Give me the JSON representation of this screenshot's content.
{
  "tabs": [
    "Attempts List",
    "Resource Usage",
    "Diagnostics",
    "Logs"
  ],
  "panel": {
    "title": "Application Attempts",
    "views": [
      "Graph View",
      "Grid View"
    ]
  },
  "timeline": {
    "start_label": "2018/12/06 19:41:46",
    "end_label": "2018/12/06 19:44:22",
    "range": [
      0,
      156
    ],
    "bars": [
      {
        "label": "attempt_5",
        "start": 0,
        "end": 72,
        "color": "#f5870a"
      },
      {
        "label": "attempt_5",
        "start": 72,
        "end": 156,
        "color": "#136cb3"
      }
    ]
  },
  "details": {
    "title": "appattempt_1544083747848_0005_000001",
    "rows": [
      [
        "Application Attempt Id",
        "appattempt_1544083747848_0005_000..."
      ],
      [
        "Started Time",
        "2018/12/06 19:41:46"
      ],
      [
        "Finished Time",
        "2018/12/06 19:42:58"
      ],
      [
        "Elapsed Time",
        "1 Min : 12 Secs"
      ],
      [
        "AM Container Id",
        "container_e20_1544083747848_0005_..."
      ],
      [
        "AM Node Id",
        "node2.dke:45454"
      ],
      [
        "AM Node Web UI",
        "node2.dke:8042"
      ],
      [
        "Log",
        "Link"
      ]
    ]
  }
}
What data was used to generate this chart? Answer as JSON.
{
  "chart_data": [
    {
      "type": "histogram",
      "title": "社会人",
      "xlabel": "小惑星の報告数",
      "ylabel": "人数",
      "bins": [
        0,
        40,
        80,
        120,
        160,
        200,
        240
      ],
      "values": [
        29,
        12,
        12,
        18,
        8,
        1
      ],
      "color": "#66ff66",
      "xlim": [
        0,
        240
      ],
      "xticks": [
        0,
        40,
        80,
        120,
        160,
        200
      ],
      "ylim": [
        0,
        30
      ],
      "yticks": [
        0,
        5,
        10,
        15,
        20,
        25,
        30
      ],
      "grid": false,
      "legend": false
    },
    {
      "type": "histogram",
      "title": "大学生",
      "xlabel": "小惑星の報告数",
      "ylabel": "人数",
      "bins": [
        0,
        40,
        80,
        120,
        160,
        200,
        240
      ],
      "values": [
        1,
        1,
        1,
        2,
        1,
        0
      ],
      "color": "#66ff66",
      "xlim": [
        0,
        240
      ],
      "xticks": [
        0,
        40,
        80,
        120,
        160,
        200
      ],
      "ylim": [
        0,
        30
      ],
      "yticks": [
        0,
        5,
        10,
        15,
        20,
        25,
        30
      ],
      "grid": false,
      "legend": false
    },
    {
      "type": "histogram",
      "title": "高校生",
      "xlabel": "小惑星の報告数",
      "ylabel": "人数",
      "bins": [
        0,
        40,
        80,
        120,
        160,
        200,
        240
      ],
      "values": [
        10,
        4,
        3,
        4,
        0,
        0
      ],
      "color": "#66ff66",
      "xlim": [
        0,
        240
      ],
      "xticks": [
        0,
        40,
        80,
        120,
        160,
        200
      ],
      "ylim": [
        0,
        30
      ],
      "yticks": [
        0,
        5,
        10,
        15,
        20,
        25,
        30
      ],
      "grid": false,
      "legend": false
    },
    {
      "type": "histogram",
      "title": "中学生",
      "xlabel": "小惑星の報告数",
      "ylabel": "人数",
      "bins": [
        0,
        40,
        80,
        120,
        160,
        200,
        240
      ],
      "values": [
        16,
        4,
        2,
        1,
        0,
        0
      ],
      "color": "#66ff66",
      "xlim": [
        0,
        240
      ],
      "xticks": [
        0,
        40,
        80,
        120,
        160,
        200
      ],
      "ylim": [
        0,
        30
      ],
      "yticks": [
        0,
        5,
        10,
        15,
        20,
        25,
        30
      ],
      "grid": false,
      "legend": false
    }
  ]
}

THE EXERCISE => Could you quote the material above in full, exactly as it stands?

RESULT OF THE TASK =>
Give me the JSON representation of this screenshot's content.
{
  "tabs": [
    "Attempts List",
    "Resource Usage",
    "Diagnostics",
    "Logs"
  ],
  "panel": {
    "title": "Application Attempts",
    "views": [
      "Graph View",
      "Grid View"
    ]
  },
  "timeline": {
    "start_label": "2018/12/06 19:41:46",
    "end_label": "2018/12/06 19:44:22",
    "range": [
      0,
      156
    ],
    "bars": [
      {
        "label": "attempt_5",
        "start": 0,
        "end": 72,
        "color": "#f5870a"
      },
      {
        "label": "attempt_5",
        "start": 72,
        "end": 156,
        "color": "#136cb3"
      }
    ]
  },
  "details": {
    "title": "appattempt_1544083747848_0005_000001",
    "rows": [
      [
        "Application Attempt Id",
        "appattempt_1544083747848_0005_000..."
      ],
      [
        "Started Time",
        "2018/12/06 19:41:46"
      ],
      [
        "Finished Time",
        "2018/12/06 19:42:58"
      ],
      [
        "Elapsed Time",
        "1 Min : 12 Secs"
      ],
      [
        "AM Container Id",
        "container_e20_1544083747848_0005_..."
      ],
      [
        "AM Node Id",
        "node2.dke:45454"
      ],
      [
        "AM Node Web UI",
        "node2.dke:8042"
      ],
      [
        "Log",
        "Link"
      ]
    ]
  }
}
What data was used to generate this chart? Answer as JSON.
{
  "chart_data": [
    {
      "type": "histogram",
      "title": "社会人",
      "xlabel": "小惑星の報告数",
      "ylabel": "人数",
      "bins": [
        0,
        40,
        80,
        120,
        160,
        200,
        240
      ],
      "values": [
        29,
        12,
        12,
        18,
        8,
        1
      ],
      "color": "#66ff66",
      "xlim": [
        0,
        240
      ],
      "xticks": [
        0,
        40,
        80,
        120,
        160,
        200
      ],
      "ylim": [
        0,
        30
      ],
      "yticks": [
        0,
        5,
        10,
        15,
        20,
        25,
        30
      ],
      "grid": false,
      "legend": false
    },
    {
      "type": "histogram",
      "title": "大学生",
      "xlabel": "小惑星の報告数",
      "ylabel": "人数",
      "bins": [
        0,
        40,
        80,
        120,
        160,
        200,
        240
      ],
      "values": [
        1,
        1,
        1,
        2,
        1,
        0
      ],
      "color": "#66ff66",
      "xlim": [
        0,
        240
      ],
      "xticks": [
        0,
        40,
        80,
        120,
        160,
        200
      ],
      "ylim": [
        0,
        30
      ],
      "yticks": [
        0,
        5,
        10,
        15,
        20,
        25,
        30
      ],
      "grid": false,
      "legend": false
    },
    {
      "type": "histogram",
      "title": "高校生",
      "xlabel": "小惑星の報告数",
      "ylabel": "人数",
      "bins": [
        0,
        40,
        80,
        120,
        160,
        200,
        240
      ],
      "values": [
        10,
        4,
        3,
        4,
        0,
        0
      ],
      "color": "#66ff66",
      "xlim": [
        0,
        240
      ],
      "xticks": [
        0,
        40,
        80,
        120,
        160,
        200
      ],
      "ylim": [
        0,
        30
      ],
      "yticks": [
        0,
        5,
        10,
        15,
        20,
        25,
        30
      ],
      "grid": false,
      "legend": false
    },
    {
      "type": "histogram",
      "title": "中学生",
      "xlabel": "小惑星の報告数",
      "ylabel": "人数",
      "bins": [
        0,
        40,
        80,
        120,
        160,
        200,
        240
      ],
      "values": [
        16,
        4,
        2,
        1,
        0,
        0
      ],
      "color": "#66ff66",
      "xlim": [
        0,
        240
      ],
      "xticks": [
        0,
        40,
        80,
        120,
        160,
        200
      ],
      "ylim": [
        0,
        30
      ],
      "yticks": [
        0,
        5,
        10,
        15,
        20,
        25,
        30
      ],
      "grid": false,
      "legend": false
    }
  ]
}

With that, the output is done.